I’ve been in very many debates in and around DSM-5 issues, and I started a quick response, but found myself attaching even this very discrete issue to my whole philosophy of how we do diagnosis. Apparently, the DSM-5 and the debates leading up to it have impacted my thinking more than I realized. Although usually an aspiring idealist, I find myself circling in on the role of pragmatism in diagnosis.
We still appear to retain a belief that science should serve as the final arbiter for what is/is-not a diagnosis and when. But the content of the DSM debates has not been about the science (both sides appear to have a very similar view of the actual content of the empirical literature), but about how to apply it and about the fears for potential misapplication. That is, the lion's share of debate has been: What would it mean for SVP if Diagnosis X were in the DSM? What would it mean for insurance reimbursements if Diagnosis Y were in the DSM? What would it mean for civil rights if people with Sexual Interest A were given a technical name? If I may expand that thought: I suspect that, mostly without being explicit about it, we have been forming our opinions based on the results we want to see and then working backwards to endorse diagnostic criteria that guarantee our arrival at those outcomes.
Rather than a DSM or ICD determining who is subject to SVP laws (and, therefore, further expanding the enormous bills), the legislators and their electorate should be deciding. Rather than a DSM or ICD determining what an insurance company will cover, the insurance company (or, in my hope, its regulators) should be deciding. (And I am sure there are people who believe that this should occur through a health insurance market.) Rather than a DSM or ICD deciding who receives what kind of extra time or other benefits during academic testing…
The pattern emerges quickly. Despite mentions of science, the DSM debates were largely a conglomerate of all the difficult public policy questions that legislators, the public, and more than one industry were unable or unwilling or make and take responsibility for. But rather than fault the legislators, insurance companies, and other interests for failing to come to any effective resolution to these problems, we outsourced responsibility to DSM committees and fault them for failing to solve those same problems. (For the record, I am not calling for blanket amnesty for DSM committee members; I disagree with many of the decisions and processes that were legitimately in their purview.)
At this point, what we have is a DSM that represents a series of compromises between multiple competing interests. Of course, it’s probably safe to say that all the DSMs and ICDs etc. have been such compromises, but the Internet and the relative transparency of the DSM5 have made more obvious what used to be more masked.
So, when somebody asks how to interpret thus-and-such from the new DSM, I cannot do what I used to (try to) do. Instead, I find myself returning more and more frequently to the thought that we cannot seek to understand the guiding principles used by the DSM and to answer ambiguities by following the principle(s) they did. There is no guiding principle behind a collection of compromises, editorial committees, and tweaking administrators. For better or for worse, I find myself left only with my pragmatism: If it is useful to the case to include the information that used to be included on Axis III even though we no longer have an Axis III, then by all means include it. (As long as one labels what one is doing and the basis for it, the reader can always decide to discount it.)
My main conclusion and caution: We just ought not make one of the pair of easy mistakes: writing reports as if we were more definite than we are, and reading diagnostic manuals as if they were.

§ Stored data
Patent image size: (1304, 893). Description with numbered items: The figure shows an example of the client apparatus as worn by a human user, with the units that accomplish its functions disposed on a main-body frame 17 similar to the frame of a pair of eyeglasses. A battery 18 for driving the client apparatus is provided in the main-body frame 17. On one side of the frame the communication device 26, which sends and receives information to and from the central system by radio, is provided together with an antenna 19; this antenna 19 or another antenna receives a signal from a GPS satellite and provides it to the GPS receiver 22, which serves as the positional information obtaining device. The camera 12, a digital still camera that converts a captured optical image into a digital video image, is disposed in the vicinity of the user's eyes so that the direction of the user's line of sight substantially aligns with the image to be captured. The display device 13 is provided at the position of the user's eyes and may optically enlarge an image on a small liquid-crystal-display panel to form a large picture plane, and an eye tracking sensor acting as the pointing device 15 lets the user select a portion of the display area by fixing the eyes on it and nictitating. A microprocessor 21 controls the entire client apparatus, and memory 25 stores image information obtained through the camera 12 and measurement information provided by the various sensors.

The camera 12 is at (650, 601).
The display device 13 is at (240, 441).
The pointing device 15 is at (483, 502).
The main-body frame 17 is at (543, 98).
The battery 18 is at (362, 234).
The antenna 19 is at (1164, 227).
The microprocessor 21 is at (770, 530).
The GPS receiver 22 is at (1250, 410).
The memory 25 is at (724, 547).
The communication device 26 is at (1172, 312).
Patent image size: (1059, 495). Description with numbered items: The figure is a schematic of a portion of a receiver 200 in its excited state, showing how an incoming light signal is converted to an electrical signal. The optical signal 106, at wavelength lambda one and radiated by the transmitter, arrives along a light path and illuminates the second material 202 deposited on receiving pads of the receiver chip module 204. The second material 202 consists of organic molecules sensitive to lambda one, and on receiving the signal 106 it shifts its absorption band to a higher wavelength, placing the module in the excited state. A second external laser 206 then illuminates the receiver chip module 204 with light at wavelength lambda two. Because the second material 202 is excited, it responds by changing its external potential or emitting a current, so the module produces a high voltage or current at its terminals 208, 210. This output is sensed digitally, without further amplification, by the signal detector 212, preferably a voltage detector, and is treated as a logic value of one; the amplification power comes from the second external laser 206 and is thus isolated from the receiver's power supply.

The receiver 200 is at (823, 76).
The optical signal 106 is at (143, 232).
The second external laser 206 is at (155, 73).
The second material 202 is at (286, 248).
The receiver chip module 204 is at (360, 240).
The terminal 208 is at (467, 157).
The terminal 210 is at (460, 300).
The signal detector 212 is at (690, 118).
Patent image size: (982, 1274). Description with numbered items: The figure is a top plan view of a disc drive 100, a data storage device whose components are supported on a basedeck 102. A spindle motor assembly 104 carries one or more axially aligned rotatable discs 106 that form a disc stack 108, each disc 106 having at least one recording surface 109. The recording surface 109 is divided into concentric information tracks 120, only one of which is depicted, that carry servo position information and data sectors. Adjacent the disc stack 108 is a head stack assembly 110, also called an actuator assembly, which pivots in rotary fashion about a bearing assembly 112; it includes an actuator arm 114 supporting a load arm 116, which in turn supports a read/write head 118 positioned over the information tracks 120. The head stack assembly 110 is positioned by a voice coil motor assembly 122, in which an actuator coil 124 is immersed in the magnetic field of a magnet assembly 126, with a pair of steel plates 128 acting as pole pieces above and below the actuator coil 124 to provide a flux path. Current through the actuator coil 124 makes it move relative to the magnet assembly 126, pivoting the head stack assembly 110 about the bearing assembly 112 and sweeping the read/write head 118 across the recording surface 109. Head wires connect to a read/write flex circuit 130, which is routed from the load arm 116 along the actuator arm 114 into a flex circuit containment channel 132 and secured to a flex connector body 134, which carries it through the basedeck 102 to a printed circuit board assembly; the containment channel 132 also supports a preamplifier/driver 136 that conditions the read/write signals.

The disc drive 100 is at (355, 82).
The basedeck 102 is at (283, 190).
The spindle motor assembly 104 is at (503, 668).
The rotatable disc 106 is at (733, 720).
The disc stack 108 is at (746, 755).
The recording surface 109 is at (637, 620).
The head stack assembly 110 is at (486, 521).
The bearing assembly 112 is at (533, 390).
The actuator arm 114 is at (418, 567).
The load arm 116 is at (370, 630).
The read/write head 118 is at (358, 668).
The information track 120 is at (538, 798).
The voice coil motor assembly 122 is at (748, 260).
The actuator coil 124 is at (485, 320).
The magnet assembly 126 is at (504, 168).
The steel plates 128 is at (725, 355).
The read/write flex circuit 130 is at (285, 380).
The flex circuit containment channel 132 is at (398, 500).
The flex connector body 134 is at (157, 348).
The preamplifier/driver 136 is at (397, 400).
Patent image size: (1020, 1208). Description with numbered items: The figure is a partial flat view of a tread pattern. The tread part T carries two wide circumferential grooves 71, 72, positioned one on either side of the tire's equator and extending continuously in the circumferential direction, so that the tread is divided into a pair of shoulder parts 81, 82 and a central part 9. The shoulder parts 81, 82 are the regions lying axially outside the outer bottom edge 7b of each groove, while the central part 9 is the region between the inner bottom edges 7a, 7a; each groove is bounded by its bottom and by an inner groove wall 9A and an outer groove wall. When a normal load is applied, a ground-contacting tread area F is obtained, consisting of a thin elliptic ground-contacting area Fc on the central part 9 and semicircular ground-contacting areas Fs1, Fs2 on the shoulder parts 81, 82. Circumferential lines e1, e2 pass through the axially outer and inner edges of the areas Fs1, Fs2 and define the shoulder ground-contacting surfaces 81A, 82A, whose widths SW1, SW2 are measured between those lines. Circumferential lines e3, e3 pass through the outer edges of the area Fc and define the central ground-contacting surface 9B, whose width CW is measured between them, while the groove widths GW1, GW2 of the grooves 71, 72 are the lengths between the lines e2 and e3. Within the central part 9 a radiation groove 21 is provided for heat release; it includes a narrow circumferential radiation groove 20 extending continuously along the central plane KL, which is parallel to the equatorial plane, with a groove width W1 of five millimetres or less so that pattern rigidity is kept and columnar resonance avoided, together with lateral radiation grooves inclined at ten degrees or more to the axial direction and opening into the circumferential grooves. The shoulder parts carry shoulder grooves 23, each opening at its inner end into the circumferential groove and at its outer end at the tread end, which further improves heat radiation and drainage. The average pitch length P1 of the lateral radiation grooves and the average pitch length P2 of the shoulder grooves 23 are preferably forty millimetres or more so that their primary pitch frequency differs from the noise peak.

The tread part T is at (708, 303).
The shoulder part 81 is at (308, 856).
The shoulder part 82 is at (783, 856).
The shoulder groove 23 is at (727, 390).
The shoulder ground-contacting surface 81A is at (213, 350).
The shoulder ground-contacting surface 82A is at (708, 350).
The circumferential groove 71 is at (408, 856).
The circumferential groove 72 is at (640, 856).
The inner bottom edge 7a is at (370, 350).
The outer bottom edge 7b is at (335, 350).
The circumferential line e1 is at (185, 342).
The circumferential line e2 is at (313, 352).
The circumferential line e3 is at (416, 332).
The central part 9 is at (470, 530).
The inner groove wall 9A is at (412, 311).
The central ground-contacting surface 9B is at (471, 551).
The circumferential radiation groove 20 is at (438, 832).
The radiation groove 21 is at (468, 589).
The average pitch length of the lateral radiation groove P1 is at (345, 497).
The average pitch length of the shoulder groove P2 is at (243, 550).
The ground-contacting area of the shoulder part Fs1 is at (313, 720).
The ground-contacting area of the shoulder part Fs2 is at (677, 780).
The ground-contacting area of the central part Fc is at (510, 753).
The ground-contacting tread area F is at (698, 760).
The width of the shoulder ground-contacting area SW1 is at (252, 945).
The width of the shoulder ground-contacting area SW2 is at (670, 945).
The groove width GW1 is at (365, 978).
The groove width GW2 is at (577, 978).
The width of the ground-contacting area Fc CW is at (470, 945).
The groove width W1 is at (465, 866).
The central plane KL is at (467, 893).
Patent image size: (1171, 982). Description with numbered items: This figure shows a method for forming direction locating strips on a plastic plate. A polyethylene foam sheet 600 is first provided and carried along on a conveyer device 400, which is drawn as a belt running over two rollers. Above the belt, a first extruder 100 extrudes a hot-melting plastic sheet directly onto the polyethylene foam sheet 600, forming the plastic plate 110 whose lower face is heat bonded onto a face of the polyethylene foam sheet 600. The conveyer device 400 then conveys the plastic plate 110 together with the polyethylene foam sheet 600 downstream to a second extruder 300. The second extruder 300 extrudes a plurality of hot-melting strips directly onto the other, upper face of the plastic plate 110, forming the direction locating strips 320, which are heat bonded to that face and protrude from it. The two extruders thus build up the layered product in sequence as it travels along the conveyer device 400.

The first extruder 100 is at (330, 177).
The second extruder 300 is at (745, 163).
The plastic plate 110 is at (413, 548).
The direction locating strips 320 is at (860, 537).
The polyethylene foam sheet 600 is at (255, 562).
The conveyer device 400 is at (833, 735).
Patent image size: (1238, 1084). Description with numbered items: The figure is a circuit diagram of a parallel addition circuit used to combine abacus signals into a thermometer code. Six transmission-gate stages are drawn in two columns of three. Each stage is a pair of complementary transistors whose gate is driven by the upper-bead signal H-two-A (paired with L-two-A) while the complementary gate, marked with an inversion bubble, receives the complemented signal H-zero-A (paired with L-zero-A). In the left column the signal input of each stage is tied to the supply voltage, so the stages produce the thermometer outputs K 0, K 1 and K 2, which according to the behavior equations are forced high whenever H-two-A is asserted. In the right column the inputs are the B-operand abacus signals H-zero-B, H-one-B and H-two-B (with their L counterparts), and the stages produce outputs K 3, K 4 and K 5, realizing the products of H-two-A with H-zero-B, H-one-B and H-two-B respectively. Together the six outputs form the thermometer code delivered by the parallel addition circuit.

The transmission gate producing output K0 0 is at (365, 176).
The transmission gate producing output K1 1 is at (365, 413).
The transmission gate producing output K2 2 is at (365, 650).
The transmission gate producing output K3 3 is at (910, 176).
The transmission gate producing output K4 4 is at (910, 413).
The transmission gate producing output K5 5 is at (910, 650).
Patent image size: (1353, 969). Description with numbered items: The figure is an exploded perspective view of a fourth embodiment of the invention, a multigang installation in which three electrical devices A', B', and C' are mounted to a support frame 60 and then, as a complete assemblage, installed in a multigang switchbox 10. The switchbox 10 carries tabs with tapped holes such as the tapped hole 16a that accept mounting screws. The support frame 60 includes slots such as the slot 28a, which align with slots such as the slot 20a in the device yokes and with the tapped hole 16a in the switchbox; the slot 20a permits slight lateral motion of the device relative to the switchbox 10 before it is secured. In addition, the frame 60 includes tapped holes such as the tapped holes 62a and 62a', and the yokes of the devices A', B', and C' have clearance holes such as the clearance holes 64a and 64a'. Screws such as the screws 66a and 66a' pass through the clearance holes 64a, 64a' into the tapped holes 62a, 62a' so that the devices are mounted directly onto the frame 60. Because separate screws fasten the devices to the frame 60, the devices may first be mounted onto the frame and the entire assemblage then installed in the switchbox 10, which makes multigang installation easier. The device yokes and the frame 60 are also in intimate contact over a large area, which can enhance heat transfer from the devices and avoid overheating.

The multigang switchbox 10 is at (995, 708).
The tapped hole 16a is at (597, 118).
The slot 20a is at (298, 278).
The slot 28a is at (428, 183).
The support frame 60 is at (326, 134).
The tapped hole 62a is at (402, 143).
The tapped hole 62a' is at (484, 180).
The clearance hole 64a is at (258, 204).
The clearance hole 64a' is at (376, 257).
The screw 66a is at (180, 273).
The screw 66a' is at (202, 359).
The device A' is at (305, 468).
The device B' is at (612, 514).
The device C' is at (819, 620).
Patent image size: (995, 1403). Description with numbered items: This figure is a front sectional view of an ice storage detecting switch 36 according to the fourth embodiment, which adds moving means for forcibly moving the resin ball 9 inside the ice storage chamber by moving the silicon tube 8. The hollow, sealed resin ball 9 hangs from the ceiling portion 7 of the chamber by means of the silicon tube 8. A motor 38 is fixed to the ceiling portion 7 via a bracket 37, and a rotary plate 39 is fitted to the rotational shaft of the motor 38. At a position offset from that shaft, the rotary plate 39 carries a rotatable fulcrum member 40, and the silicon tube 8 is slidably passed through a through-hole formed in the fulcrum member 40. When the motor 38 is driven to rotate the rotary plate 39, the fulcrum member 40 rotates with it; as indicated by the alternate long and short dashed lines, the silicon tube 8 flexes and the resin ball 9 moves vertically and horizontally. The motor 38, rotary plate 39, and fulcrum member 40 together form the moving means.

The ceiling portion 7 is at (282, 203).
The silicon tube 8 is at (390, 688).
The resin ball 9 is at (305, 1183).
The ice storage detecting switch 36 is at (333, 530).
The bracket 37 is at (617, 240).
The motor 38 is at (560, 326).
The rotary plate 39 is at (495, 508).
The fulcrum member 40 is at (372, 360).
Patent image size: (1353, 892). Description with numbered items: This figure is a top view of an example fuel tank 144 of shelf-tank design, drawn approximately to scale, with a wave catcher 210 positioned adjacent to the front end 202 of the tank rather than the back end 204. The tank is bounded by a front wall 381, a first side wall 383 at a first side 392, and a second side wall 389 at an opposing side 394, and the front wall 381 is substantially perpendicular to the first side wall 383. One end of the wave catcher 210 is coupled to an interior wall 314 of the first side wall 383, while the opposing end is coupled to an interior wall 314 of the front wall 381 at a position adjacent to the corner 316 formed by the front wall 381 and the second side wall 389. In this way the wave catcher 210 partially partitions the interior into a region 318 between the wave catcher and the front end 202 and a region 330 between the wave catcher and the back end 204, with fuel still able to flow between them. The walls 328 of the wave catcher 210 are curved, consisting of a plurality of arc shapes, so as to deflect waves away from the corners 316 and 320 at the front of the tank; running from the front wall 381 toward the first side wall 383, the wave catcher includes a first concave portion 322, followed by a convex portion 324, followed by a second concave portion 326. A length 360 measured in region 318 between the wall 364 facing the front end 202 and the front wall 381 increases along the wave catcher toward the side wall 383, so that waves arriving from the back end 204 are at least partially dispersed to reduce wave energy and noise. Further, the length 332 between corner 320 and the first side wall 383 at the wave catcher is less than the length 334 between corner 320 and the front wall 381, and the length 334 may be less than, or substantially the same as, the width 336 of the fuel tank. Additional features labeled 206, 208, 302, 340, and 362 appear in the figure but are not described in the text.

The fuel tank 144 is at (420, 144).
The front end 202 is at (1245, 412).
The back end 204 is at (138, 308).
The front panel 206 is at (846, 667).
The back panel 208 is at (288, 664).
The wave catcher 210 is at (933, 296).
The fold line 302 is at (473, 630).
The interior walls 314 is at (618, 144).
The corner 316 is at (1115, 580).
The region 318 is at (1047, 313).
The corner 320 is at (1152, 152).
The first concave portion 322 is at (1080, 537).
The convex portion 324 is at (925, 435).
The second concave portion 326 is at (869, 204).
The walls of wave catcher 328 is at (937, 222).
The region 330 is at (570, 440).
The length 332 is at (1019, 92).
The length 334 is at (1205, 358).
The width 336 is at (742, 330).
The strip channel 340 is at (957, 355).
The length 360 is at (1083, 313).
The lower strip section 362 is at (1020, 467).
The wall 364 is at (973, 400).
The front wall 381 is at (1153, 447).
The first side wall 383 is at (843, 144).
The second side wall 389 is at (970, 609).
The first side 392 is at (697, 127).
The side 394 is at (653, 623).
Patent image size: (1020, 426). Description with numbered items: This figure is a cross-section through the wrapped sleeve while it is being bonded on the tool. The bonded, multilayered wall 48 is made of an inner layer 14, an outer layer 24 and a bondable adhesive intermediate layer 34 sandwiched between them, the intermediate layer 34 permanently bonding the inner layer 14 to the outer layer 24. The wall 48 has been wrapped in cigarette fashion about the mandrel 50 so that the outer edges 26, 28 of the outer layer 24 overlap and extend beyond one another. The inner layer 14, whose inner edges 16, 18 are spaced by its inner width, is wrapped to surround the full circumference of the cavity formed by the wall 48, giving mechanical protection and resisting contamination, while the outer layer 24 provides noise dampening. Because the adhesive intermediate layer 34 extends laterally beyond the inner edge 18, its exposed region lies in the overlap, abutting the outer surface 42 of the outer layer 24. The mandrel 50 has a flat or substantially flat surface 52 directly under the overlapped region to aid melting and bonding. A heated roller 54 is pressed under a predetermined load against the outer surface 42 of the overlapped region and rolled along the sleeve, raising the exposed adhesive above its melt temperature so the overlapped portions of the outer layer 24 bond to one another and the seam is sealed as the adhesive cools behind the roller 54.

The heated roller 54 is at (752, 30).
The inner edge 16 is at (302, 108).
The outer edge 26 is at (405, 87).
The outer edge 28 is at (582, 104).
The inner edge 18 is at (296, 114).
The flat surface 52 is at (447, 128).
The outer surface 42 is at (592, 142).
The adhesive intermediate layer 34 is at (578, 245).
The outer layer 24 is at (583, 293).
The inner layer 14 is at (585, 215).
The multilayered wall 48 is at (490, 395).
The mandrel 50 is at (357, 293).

§ THINGS TO DO
- A) In the DSM-5 post, who does the writer say should decide who is subject to SVP laws?
- B) Transcribe the stretch of the DSM-5 post from "I’ve been in" through "pragmatism in diagnosis.".
The material has nothing to do with the DSM-5 post.

§ OUTPUTS FOR THE TASKS
- A) The legislators and their electorate.

- B)
I’ve been in very many debates in and around DSM-5 issues, and I started a quick response, but found myself attaching even this very discrete issue to my whole philosophy of how we do diagnosis. Apparently, the DSM-5 and the debates leading up to it have impacted my thinking more than I realized. Although usually an aspiring idealist, I find myself circling in on the role of pragmatism in diagnosis.